INSTRUCTION –
Note each line where "page" appears, and copy it.

[Data entries]

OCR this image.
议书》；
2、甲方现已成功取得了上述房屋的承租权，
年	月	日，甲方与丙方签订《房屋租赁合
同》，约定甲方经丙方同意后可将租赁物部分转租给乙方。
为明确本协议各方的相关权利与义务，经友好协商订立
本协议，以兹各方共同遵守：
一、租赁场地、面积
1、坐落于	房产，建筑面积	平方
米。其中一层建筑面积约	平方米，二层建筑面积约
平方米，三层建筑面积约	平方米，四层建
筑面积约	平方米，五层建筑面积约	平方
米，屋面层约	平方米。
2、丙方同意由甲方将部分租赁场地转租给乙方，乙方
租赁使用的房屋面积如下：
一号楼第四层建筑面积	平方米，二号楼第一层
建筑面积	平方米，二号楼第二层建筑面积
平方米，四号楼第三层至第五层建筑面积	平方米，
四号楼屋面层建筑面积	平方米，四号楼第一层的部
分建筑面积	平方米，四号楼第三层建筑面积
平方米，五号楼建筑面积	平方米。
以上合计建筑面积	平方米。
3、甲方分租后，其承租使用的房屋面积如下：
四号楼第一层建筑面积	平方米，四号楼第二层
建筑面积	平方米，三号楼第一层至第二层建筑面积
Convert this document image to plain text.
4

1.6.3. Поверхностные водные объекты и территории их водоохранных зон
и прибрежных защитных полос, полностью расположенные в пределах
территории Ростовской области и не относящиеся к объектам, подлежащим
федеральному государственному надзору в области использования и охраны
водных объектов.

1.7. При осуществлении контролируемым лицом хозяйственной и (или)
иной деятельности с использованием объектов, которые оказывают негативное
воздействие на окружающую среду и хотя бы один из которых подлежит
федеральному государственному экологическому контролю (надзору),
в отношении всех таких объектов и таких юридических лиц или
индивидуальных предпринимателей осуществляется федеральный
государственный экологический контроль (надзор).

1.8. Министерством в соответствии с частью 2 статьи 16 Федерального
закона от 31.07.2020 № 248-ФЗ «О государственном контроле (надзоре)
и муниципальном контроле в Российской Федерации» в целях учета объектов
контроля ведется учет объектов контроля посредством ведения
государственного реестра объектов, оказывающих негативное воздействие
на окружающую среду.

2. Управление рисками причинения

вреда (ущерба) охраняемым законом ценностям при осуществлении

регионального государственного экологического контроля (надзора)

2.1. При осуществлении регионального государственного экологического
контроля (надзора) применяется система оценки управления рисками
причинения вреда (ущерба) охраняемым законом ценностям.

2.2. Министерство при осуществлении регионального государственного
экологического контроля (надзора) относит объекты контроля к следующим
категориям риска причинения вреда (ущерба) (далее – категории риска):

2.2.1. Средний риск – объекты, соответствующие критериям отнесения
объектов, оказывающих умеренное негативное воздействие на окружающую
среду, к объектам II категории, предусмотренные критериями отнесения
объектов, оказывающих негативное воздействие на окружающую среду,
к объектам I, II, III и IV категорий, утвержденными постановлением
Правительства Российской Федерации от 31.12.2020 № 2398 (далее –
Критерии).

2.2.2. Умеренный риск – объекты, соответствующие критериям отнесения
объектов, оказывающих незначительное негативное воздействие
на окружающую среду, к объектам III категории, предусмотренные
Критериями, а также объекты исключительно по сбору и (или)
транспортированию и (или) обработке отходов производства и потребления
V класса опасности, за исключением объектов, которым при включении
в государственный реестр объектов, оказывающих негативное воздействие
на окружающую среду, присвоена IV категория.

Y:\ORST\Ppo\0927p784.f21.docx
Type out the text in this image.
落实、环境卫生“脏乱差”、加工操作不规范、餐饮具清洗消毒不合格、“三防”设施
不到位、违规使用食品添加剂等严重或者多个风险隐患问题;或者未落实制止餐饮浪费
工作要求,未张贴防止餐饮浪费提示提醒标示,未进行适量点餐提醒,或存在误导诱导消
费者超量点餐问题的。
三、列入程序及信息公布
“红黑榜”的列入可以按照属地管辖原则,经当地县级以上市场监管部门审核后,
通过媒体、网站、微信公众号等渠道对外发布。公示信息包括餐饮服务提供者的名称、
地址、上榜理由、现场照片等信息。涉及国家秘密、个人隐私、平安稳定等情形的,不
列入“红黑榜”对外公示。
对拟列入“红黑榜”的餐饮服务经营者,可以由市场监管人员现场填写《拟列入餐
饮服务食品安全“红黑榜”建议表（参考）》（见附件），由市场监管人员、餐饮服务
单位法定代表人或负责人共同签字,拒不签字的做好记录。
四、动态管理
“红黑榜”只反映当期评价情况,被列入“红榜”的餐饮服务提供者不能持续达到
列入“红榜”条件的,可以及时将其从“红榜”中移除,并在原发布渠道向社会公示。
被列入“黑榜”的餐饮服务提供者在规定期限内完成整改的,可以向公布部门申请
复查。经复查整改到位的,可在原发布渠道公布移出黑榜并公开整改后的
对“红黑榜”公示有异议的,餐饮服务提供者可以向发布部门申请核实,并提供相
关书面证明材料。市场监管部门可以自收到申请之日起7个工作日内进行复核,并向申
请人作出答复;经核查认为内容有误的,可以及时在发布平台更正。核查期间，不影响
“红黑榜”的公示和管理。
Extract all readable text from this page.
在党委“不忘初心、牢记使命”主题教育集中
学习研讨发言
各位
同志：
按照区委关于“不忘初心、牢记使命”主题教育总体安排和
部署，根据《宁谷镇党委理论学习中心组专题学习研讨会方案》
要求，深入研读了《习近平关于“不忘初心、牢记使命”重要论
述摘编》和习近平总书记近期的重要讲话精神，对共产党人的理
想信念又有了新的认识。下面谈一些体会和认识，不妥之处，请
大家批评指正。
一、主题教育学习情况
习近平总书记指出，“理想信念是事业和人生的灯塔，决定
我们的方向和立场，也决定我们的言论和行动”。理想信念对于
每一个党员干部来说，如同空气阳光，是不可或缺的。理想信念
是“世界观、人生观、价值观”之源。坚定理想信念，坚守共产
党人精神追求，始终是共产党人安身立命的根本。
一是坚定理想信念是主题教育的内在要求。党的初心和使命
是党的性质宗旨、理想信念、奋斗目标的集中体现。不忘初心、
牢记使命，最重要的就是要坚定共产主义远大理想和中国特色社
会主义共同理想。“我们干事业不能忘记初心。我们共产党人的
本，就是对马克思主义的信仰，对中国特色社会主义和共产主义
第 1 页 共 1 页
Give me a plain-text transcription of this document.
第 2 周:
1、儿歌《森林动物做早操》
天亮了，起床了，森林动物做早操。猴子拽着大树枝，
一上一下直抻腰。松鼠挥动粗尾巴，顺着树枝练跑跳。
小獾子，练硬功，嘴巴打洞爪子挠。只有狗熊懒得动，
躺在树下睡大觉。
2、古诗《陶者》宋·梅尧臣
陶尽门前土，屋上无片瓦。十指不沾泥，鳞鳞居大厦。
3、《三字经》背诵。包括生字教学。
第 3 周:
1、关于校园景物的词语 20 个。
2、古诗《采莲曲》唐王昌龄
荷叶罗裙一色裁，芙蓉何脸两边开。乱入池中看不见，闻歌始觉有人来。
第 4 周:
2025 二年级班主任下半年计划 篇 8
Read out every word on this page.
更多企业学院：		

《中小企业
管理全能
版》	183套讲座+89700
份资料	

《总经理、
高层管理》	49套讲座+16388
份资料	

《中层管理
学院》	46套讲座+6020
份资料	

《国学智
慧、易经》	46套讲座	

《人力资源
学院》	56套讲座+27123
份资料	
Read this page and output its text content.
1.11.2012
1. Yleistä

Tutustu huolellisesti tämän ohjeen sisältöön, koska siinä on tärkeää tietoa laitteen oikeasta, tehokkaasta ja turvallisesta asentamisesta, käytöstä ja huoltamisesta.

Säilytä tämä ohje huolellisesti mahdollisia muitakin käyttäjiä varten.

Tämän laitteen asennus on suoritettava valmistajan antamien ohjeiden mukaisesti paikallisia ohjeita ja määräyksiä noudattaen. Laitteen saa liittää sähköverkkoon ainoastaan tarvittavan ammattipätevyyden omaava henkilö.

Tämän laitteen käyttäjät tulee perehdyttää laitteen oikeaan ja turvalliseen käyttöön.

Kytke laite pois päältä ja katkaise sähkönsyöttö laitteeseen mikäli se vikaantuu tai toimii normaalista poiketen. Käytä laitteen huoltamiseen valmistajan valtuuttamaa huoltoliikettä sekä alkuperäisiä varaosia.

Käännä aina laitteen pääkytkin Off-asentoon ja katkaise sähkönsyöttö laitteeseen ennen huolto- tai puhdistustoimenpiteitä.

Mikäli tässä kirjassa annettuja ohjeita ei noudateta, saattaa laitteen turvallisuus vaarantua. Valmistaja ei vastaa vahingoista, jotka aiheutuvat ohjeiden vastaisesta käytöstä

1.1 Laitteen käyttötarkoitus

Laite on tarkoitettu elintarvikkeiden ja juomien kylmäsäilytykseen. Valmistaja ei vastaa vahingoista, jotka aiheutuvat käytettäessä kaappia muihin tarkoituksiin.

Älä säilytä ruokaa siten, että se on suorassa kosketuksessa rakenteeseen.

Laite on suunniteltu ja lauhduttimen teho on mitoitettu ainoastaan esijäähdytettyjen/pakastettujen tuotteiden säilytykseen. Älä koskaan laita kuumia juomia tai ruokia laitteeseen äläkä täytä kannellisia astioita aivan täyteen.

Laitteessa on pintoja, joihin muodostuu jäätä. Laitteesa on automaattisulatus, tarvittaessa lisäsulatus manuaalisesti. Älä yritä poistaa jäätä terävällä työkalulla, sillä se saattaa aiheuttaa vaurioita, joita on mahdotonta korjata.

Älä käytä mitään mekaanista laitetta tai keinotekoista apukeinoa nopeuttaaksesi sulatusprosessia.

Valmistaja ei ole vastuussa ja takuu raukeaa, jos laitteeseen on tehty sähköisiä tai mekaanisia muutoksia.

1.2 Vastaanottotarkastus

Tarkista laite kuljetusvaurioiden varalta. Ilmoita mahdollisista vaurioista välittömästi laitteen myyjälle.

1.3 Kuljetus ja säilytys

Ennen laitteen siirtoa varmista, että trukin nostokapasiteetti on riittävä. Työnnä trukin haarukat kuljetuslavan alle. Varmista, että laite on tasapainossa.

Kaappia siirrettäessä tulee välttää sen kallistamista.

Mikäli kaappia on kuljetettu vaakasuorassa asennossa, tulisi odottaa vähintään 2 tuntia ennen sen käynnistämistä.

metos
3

THE COMPLETED TASK –
Extract all readable text from this page.
Read out every word on this page.
Read this page and output its text content.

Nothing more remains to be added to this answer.